Aim
Starting at the beginning of the data and ending with the line that contains "388, 559, 481]", present those lines as a Markdown table with the columns Row and Text, numbering each row and omitting blank lines.

━━━ Excerpted records ━━━

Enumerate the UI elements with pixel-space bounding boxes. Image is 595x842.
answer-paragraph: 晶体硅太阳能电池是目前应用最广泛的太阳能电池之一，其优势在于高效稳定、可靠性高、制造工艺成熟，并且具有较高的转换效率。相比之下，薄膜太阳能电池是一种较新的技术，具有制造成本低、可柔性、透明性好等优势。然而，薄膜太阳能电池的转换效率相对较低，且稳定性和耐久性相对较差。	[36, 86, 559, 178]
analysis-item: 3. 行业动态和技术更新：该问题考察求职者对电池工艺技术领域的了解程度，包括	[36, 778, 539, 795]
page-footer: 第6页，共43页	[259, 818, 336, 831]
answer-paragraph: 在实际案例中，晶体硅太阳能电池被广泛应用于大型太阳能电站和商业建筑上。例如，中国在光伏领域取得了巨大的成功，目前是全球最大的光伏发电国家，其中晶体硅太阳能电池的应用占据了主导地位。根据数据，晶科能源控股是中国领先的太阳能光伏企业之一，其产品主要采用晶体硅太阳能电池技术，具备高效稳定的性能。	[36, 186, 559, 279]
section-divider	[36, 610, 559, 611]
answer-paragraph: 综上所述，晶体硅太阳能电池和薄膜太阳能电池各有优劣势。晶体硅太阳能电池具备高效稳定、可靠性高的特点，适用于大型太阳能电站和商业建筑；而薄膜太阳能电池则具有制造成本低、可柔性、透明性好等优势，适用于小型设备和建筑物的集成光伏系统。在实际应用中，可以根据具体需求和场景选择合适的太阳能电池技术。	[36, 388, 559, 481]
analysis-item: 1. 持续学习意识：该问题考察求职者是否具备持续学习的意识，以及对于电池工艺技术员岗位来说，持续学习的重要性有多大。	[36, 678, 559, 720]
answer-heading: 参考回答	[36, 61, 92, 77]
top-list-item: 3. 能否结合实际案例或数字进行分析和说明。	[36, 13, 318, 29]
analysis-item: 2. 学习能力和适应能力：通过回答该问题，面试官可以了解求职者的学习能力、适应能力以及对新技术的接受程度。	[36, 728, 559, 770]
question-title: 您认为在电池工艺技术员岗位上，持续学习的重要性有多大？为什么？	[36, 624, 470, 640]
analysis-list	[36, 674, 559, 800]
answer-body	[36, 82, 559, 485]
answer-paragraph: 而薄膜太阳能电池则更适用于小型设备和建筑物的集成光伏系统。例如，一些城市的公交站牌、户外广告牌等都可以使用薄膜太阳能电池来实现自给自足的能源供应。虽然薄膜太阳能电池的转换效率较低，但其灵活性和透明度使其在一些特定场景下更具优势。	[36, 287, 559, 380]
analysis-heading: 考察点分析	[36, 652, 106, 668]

━━━

Result for this task
| Row | Text |
|---|---|
| 1 | Enumerate the UI elements with pixel-space bounding boxes. Image is 595x842. |
| 2 | answer-paragraph: 晶体硅太阳能电池是目前应用最广泛的太阳能电池之一，其优势在于高效稳定、可靠性高、制造工艺成熟，并且具有较高的转换效率。相比之下，薄膜太阳能电池是一种较新的技术，具有制造成本低、可柔性、透明性好等优势。然而，薄膜太阳能电池的转换效率相对较低，且稳定性和耐久性相对较差。	[36, 86, 559, 178] |
| 3 | analysis-item: 3. 行业动态和技术更新：该问题考察求职者对电池工艺技术领域的了解程度，包括	[36, 778, 539, 795] |
| 4 | page-footer: 第6页，共43页	[259, 818, 336, 831] |
| 5 | answer-paragraph: 在实际案例中，晶体硅太阳能电池被广泛应用于大型太阳能电站和商业建筑上。例如，中国在光伏领域取得了巨大的成功，目前是全球最大的光伏发电国家，其中晶体硅太阳能电池的应用占据了主导地位。根据数据，晶科能源控股是中国领先的太阳能光伏企业之一，其产品主要采用晶体硅太阳能电池技术，具备高效稳定的性能。	[36, 186, 559, 279] |
| 6 | section-divider	[36, 610, 559, 611] |
| 7 | answer-paragraph: 综上所述，晶体硅太阳能电池和薄膜太阳能电池各有优劣势。晶体硅太阳能电池具备高效稳定、可靠性高的特点，适用于大型太阳能电站和商业建筑；而薄膜太阳能电池则具有制造成本低、可柔性、透明性好等优势，适用于小型设备和建筑物的集成光伏系统。在实际应用中，可以根据具体需求和场景选择合适的太阳能电池技术。	[36, 388, 559, 481] |